### Dataset content ###

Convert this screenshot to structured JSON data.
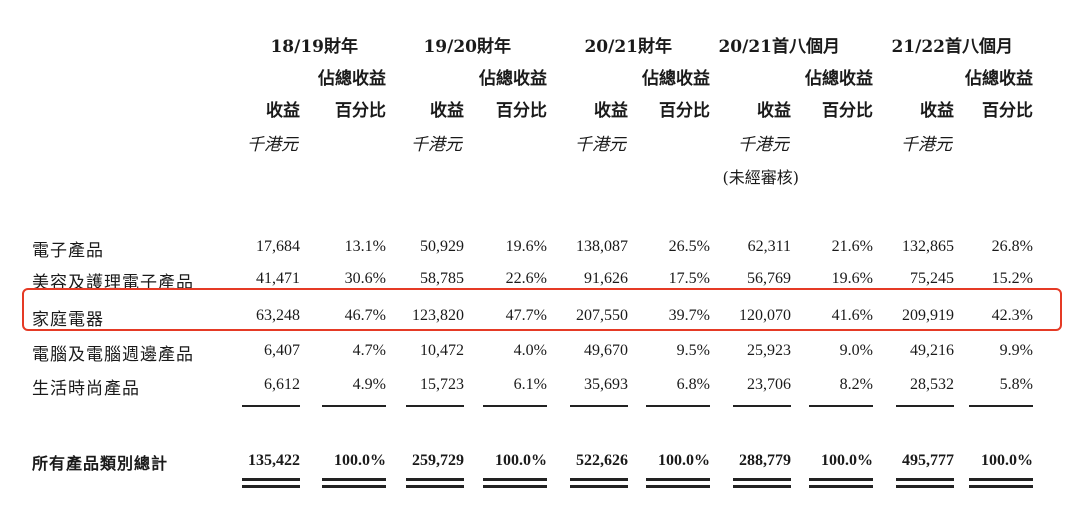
{
  "periods": [
    {
      "title": "18/19財年",
      "rev": "收益",
      "pct_line1": "佔總收益",
      "pct_line2": "百分比",
      "unit": "千港元",
      "note": ""
    },
    {
      "title": "19/20財年",
      "rev": "收益",
      "pct_line1": "佔總收益",
      "pct_line2": "百分比",
      "unit": "千港元",
      "note": ""
    },
    {
      "title": "20/21財年",
      "rev": "收益",
      "pct_line1": "佔總收益",
      "pct_line2": "百分比",
      "unit": "千港元",
      "note": ""
    },
    {
      "title": "20/21首八個月",
      "rev": "收益",
      "pct_line1": "佔總收益",
      "pct_line2": "百分比",
      "unit": "千港元",
      "note": "(未經審核)"
    },
    {
      "title": "21/22首八個月",
      "rev": "收益",
      "pct_line1": "佔總收益",
      "pct_line2": "百分比",
      "unit": "千港元",
      "note": ""
    }
  ],
  "rows": [
    {
      "label": "電子產品",
      "cells": [
        "17,684",
        "13.1%",
        "50,929",
        "19.6%",
        "138,087",
        "26.5%",
        "62,311",
        "21.6%",
        "132,865",
        "26.8%"
      ]
    },
    {
      "label": "美容及護理電子產品",
      "cells": [
        "41,471",
        "30.6%",
        "58,785",
        "22.6%",
        "91,626",
        "17.5%",
        "56,769",
        "19.6%",
        "75,245",
        "15.2%"
      ]
    },
    {
      "label": "家庭電器",
      "cells": [
        "63,248",
        "46.7%",
        "123,820",
        "47.7%",
        "207,550",
        "39.7%",
        "120,070",
        "41.6%",
        "209,919",
        "42.3%"
      ]
    },
    {
      "label": "電腦及電腦週邊產品",
      "cells": [
        "6,407",
        "4.7%",
        "10,472",
        "4.0%",
        "49,670",
        "9.5%",
        "25,923",
        "9.0%",
        "49,216",
        "9.9%"
      ]
    },
    {
      "label": "生活時尚產品",
      "cells": [
        "6,612",
        "4.9%",
        "15,723",
        "6.1%",
        "35,693",
        "6.8%",
        "23,706",
        "8.2%",
        "28,532",
        "5.8%"
      ]
    }
  ],
  "total": {
    "label": "所有產品類別總計",
    "cells": [
      "135,422",
      "100.0%",
      "259,729",
      "100.0%",
      "522,626",
      "100.0%",
      "288,779",
      "100.0%",
      "495,777",
      "100.0%"
    ]
  },
  "highlight_color": "#e53a25"
}
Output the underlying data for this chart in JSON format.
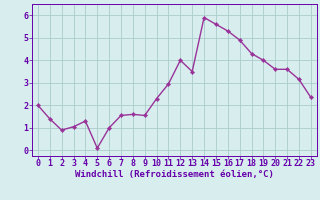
{
  "x": [
    0,
    1,
    2,
    3,
    4,
    5,
    6,
    7,
    8,
    9,
    10,
    11,
    12,
    13,
    14,
    15,
    16,
    17,
    18,
    19,
    20,
    21,
    22,
    23
  ],
  "y": [
    2.0,
    1.4,
    0.9,
    1.05,
    1.3,
    0.1,
    1.0,
    1.55,
    1.6,
    1.55,
    2.3,
    2.95,
    4.0,
    3.5,
    5.9,
    5.6,
    5.3,
    4.9,
    4.3,
    4.0,
    3.6,
    3.6,
    3.15,
    2.35
  ],
  "line_color": "#993399",
  "marker": "D",
  "marker_size": 2.2,
  "linewidth": 1.0,
  "xlabel": "Windchill (Refroidissement éolien,°C)",
  "xlim": [
    -0.5,
    23.5
  ],
  "ylim": [
    -0.25,
    6.5
  ],
  "yticks": [
    0,
    1,
    2,
    3,
    4,
    5,
    6
  ],
  "xticks": [
    0,
    1,
    2,
    3,
    4,
    5,
    6,
    7,
    8,
    9,
    10,
    11,
    12,
    13,
    14,
    15,
    16,
    17,
    18,
    19,
    20,
    21,
    22,
    23
  ],
  "grid_color": "#aacccc",
  "bg_color": "#d8eeee",
  "xlabel_fontsize": 6.5,
  "tick_fontsize": 6.0,
  "xlabel_color": "#6600aa",
  "tick_color": "#6600aa",
  "spine_color": "#6600aa"
}
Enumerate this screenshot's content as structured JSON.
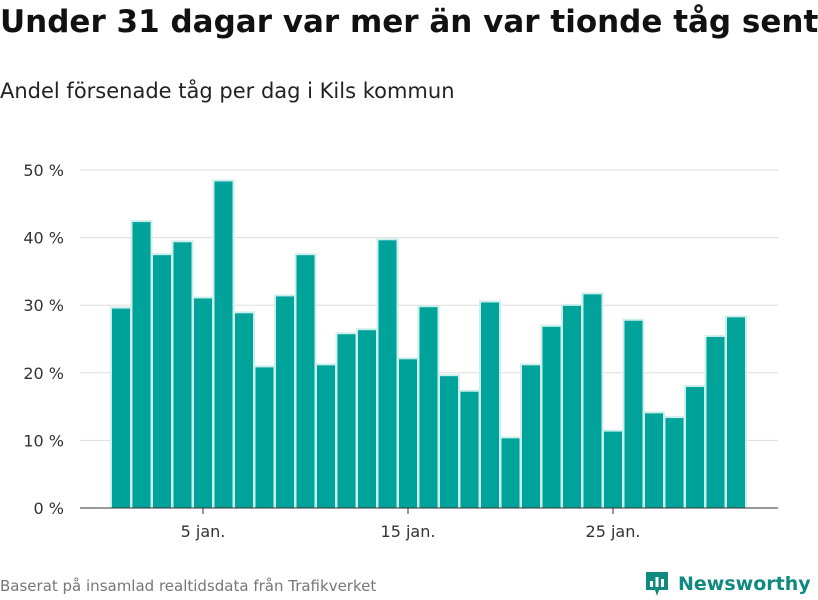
{
  "header": {
    "title": "Under 31 dagar var mer än var tionde tåg sent",
    "subtitle": "Andel försenade tåg per dag i Kils kommun"
  },
  "footer": {
    "source": "Baserat på insamlad realtidsdata från Trafikverket",
    "brand": "Newsworthy",
    "brand_icon": "bar-chart-icon"
  },
  "colors": {
    "bar": "#00a39a",
    "bar_glow": "#ccefec",
    "grid": "#dddddd",
    "axis": "#333333",
    "tick_text": "#333333",
    "brand": "#0e8a7f"
  },
  "chart_data": {
    "type": "bar",
    "title": "Andel försenade tåg per dag i Kils kommun",
    "x_unit": "day of January",
    "days": [
      1,
      2,
      3,
      4,
      5,
      6,
      7,
      8,
      9,
      10,
      11,
      12,
      13,
      14,
      15,
      16,
      17,
      18,
      19,
      20,
      21,
      22,
      23,
      24,
      25,
      26,
      27,
      28,
      29,
      30,
      31
    ],
    "values": [
      29.5,
      42.3,
      37.4,
      39.3,
      31.0,
      48.3,
      28.8,
      20.8,
      31.3,
      37.4,
      21.1,
      25.7,
      26.3,
      39.6,
      22.0,
      29.7,
      19.5,
      17.2,
      30.4,
      10.3,
      21.1,
      26.8,
      29.9,
      31.6,
      11.3,
      27.7,
      14.0,
      13.3,
      17.9,
      25.3,
      28.2
    ],
    "y_ticks": [
      0,
      10,
      20,
      30,
      40,
      50
    ],
    "y_tick_labels": [
      "0 %",
      "10 %",
      "20 %",
      "30 %",
      "40 %",
      "50 %"
    ],
    "ylim": [
      0,
      50
    ],
    "x_ticks": [
      5,
      15,
      25
    ],
    "x_tick_labels": [
      "5 jan.",
      "15 jan.",
      "25 jan."
    ],
    "grid": true,
    "legend": "none"
  }
}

###

• Stated exercise:
Write the full listing out again with every line unchanged, but include no pictures.

• Response to the task:
Convert this screenshot to structured JSON data.
{
  "periods": [
    {
      "title": "18/19財年",
      "rev": "收益",
      "pct_line1": "佔總收益",
      "pct_line2": "百分比",
      "unit": "千港元",
      "note": ""
    },
    {
      "title": "19/20財年",
      "rev": "收益",
      "pct_line1": "佔總收益",
      "pct_line2": "百分比",
      "unit": "千港元",
      "note": ""
    },
    {
      "title": "20/21財年",
      "rev": "收益",
      "pct_line1": "佔總收益",
      "pct_line2": "百分比",
      "unit": "千港元",
      "note": ""
    },
    {
      "title": "20/21首八個月",
      "rev": "收益",
      "pct_line1": "佔總收益",
      "pct_line2": "百分比",
      "unit": "千港元",
      "note": "(未經審核)"
    },
    {
      "title": "21/22首八個月",
      "rev": "收益",
      "pct_line1": "佔總收益",
      "pct_line2": "百分比",
      "unit": "千港元",
      "note": ""
    }
  ],
  "rows": [
    {
      "label": "電子產品",
      "cells": [
        "17,684",
        "13.1%",
        "50,929",
        "19.6%",
        "138,087",
        "26.5%",
        "62,311",
        "21.6%",
        "132,865",
        "26.8%"
      ]
    },
    {
      "label": "美容及護理電子產品",
      "cells": [
        "41,471",
        "30.6%",
        "58,785",
        "22.6%",
        "91,626",
        "17.5%",
        "56,769",
        "19.6%",
        "75,245",
        "15.2%"
      ]
    },
    {
      "label": "家庭電器",
      "cells": [
        "63,248",
        "46.7%",
        "123,820",
        "47.7%",
        "207,550",
        "39.7%",
        "120,070",
        "41.6%",
        "209,919",
        "42.3%"
      ]
    },
    {
      "label": "電腦及電腦週邊產品",
      "cells": [
        "6,407",
        "4.7%",
        "10,472",
        "4.0%",
        "49,670",
        "9.5%",
        "25,923",
        "9.0%",
        "49,216",
        "9.9%"
      ]
    },
    {
      "label": "生活時尚產品",
      "cells": [
        "6,612",
        "4.9%",
        "15,723",
        "6.1%",
        "35,693",
        "6.8%",
        "23,706",
        "8.2%",
        "28,532",
        "5.8%"
      ]
    }
  ],
  "total": {
    "label": "所有產品類別總計",
    "cells": [
      "135,422",
      "100.0%",
      "259,729",
      "100.0%",
      "522,626",
      "100.0%",
      "288,779",
      "100.0%",
      "495,777",
      "100.0%"
    ]
  },
  "highlight_color": "#e53a25"
}
Output the underlying data for this chart in JSON format.
{
  "x": [
    0,
    1,
    2,
    3,
    4,
    5,
    6,
    7,
    8,
    9,
    10,
    11,
    12,
    13,
    14,
    15,
    16,
    17,
    18,
    19,
    20,
    21,
    22,
    23
  ],
  "y": [
    2.0,
    1.4,
    0.9,
    1.05,
    1.3,
    0.1,
    1.0,
    1.55,
    1.6,
    1.55,
    2.3,
    2.95,
    4.0,
    3.5,
    5.9,
    5.6,
    5.3,
    4.9,
    4.3,
    4.0,
    3.6,
    3.6,
    3.15,
    2.35
  ],
  "line_color": "#993399",
  "marker": "D",
  "marker_size": 2.2,
  "linewidth": 1.0,
  "xlabel": "Windchill (Refroidissement éolien,°C)",
  "xlim": [
    -0.5,
    23.5
  ],
  "ylim": [
    -0.25,
    6.5
  ],
  "yticks": [
    0,
    1,
    2,
    3,
    4,
    5,
    6
  ],
  "xticks": [
    0,
    1,
    2,
    3,
    4,
    5,
    6,
    7,
    8,
    9,
    10,
    11,
    12,
    13,
    14,
    15,
    16,
    17,
    18,
    19,
    20,
    21,
    22,
    23
  ],
  "grid_color": "#aacccc",
  "bg_color": "#d8eeee",
  "xlabel_fontsize": 6.5,
  "tick_fontsize": 6.0,
  "xlabel_color": "#6600aa",
  "tick_color": "#6600aa",
  "spine_color": "#6600aa"
}
Enumerate this screenshot's content as structured JSON.
{
  "header": {
    "title": "Under 31 dagar var mer än var tionde tåg sent",
    "subtitle": "Andel försenade tåg per dag i Kils kommun"
  },
  "footer": {
    "source": "Baserat på insamlad realtidsdata från Trafikverket",
    "brand": "Newsworthy",
    "brand_icon": "bar-chart-icon"
  },
  "colors": {
    "bar": "#00a39a",
    "bar_glow": "#ccefec",
    "grid": "#dddddd",
    "axis": "#333333",
    "tick_text": "#333333",
    "brand": "#0e8a7f"
  },
  "chart_data": {
    "type": "bar",
    "title": "Andel försenade tåg per dag i Kils kommun",
    "x_unit": "day of January",
    "days": [
      1,
      2,
      3,
      4,
      5,
      6,
      7,
      8,
      9,
      10,
      11,
      12,
      13,
      14,
      15,
      16,
      17,
      18,
      19,
      20,
      21,
      22,
      23,
      24,
      25,
      26,
      27,
      28,
      29,
      30,
      31
    ],
    "values": [
      29.5,
      42.3,
      37.4,
      39.3,
      31.0,
      48.3,
      28.8,
      20.8,
      31.3,
      37.4,
      21.1,
      25.7,
      26.3,
      39.6,
      22.0,
      29.7,
      19.5,
      17.2,
      30.4,
      10.3,
      21.1,
      26.8,
      29.9,
      31.6,
      11.3,
      27.7,
      14.0,
      13.3,
      17.9,
      25.3,
      28.2
    ],
    "y_ticks": [
      0,
      10,
      20,
      30,
      40,
      50
    ],
    "y_tick_labels": [
      "0 %",
      "10 %",
      "20 %",
      "30 %",
      "40 %",
      "50 %"
    ],
    "ylim": [
      0,
      50
    ],
    "x_ticks": [
      5,
      15,
      25
    ],
    "x_tick_labels": [
      "5 jan.",
      "15 jan.",
      "25 jan."
    ],
    "grid": true,
    "legend": "none"
  }
}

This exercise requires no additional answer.